## WHAT THIS TASK INVOLVES
Every line of the material below must be repeated exactly.

## DATA FOR THE TASK
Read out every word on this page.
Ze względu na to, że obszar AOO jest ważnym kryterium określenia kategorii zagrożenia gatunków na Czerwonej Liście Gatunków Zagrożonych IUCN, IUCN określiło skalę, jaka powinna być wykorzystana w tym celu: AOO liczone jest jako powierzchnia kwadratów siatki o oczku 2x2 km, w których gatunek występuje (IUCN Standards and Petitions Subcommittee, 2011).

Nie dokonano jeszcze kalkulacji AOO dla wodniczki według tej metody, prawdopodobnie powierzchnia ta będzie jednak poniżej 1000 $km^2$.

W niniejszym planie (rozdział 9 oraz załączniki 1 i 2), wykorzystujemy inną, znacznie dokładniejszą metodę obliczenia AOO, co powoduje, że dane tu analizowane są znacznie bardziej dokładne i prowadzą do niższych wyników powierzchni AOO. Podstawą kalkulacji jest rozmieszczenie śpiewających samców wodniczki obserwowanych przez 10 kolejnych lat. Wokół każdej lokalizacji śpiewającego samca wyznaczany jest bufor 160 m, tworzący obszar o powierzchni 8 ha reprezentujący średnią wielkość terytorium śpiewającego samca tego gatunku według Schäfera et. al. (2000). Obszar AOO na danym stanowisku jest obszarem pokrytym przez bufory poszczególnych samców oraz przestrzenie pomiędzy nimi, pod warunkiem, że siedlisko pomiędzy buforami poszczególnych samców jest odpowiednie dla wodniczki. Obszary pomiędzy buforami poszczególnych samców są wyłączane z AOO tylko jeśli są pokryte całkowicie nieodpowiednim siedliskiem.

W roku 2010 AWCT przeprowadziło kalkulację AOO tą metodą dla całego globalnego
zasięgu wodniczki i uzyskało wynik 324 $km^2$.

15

## COMPLETED EXERCISE
Read out every word on this page.
Ze względu na to, że obszar AOO jest ważnym kryterium określenia kategorii zagrożenia gatunków na Czerwonej Liście Gatunków Zagrożonych IUCN, IUCN określiło skalę, jaka powinna być wykorzystana w tym celu: AOO liczone jest jako powierzchnia kwadratów siatki o oczku 2x2 km, w których gatunek występuje (IUCN Standards and Petitions Subcommittee, 2011).

Nie dokonano jeszcze kalkulacji AOO dla wodniczki według tej metody, prawdopodobnie powierzchnia ta będzie jednak poniżej 1000 $km^2$.

W niniejszym planie (rozdział 9 oraz załączniki 1 i 2), wykorzystujemy inną, znacznie dokładniejszą metodę obliczenia AOO, co powoduje, że dane tu analizowane są znacznie bardziej dokładne i prowadzą do niższych wyników powierzchni AOO. Podstawą kalkulacji jest rozmieszczenie śpiewających samców wodniczki obserwowanych przez 10 kolejnych lat. Wokół każdej lokalizacji śpiewającego samca wyznaczany jest bufor 160 m, tworzący obszar o powierzchni 8 ha reprezentujący średnią wielkość terytorium śpiewającego samca tego gatunku według Schäfera et. al. (2000). Obszar AOO na danym stanowisku jest obszarem pokrytym przez bufory poszczególnych samców oraz przestrzenie pomiędzy nimi, pod warunkiem, że siedlisko pomiędzy buforami poszczególnych samców jest odpowiednie dla wodniczki. Obszary pomiędzy buforami poszczególnych samców są wyłączane z AOO tylko jeśli są pokryte całkowicie nieodpowiednim siedliskiem.

W roku 2010 AWCT przeprowadziło kalkulację AOO tą metodą dla całego globalnego
zasięgu wodniczki i uzyskało wynik 324 $km^2$.

15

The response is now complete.